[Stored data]
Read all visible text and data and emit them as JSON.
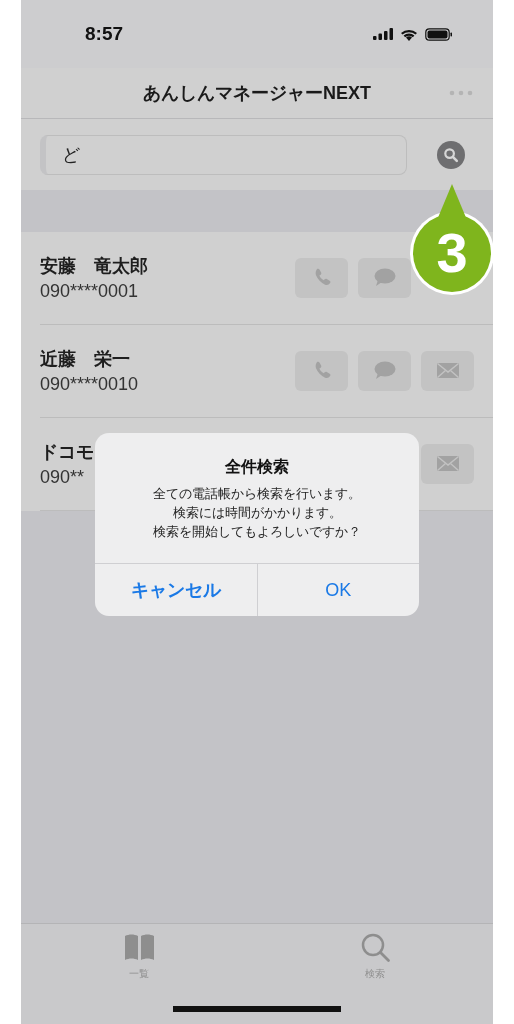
{
  "status_bar": {
    "time": "8:57"
  },
  "nav_bar": {
    "title": "あんしんマネージャーNEXT"
  },
  "search": {
    "value": "ど"
  },
  "contacts": [
    {
      "name": "安藤　竜太郎",
      "phone": "090****0001",
      "actions": [
        {
          "kind": "call"
        },
        {
          "kind": "message"
        }
      ]
    },
    {
      "name": "近藤　栄一",
      "phone": "090****0010",
      "actions": [
        {
          "kind": "call"
        },
        {
          "kind": "message"
        },
        {
          "kind": "mail"
        }
      ]
    },
    {
      "name": "ドコモ",
      "phone": "090**",
      "actions": [
        {
          "kind": "mail"
        }
      ]
    }
  ],
  "dialog": {
    "title": "全件検索",
    "message": [
      "全ての電話帳から検索を行います。",
      "検索には時間がかかります。",
      "検索を開始してもよろしいですか？"
    ],
    "buttons": [
      {
        "label": "キャンセル",
        "kind": "cancel"
      },
      {
        "label": "OK",
        "kind": "default"
      }
    ]
  },
  "callout": {
    "number": "3"
  },
  "tab_bar": [
    {
      "label": "一覧",
      "kind": "list"
    },
    {
      "label": "検索",
      "kind": "search"
    }
  ]
}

→ **Work to complete**:
Every record is to be reproduced exactly, with no pictures included.

→ **Expected output**:
Read all visible text and data and emit them as JSON.
{
  "status_bar": {
    "time": "8:57"
  },
  "nav_bar": {
    "title": "あんしんマネージャーNEXT"
  },
  "search": {
    "value": "ど"
  },
  "contacts": [
    {
      "name": "安藤　竜太郎",
      "phone": "090****0001",
      "actions": [
        {
          "kind": "call"
        },
        {
          "kind": "message"
        }
      ]
    },
    {
      "name": "近藤　栄一",
      "phone": "090****0010",
      "actions": [
        {
          "kind": "call"
        },
        {
          "kind": "message"
        },
        {
          "kind": "mail"
        }
      ]
    },
    {
      "name": "ドコモ",
      "phone": "090**",
      "actions": [
        {
          "kind": "mail"
        }
      ]
    }
  ],
  "dialog": {
    "title": "全件検索",
    "message": [
      "全ての電話帳から検索を行います。",
      "検索には時間がかかります。",
      "検索を開始してもよろしいですか？"
    ],
    "buttons": [
      {
        "label": "キャンセル",
        "kind": "cancel"
      },
      {
        "label": "OK",
        "kind": "default"
      }
    ]
  },
  "callout": {
    "number": "3"
  },
  "tab_bar": [
    {
      "label": "一覧",
      "kind": "list"
    },
    {
      "label": "検索",
      "kind": "search"
    }
  ]
}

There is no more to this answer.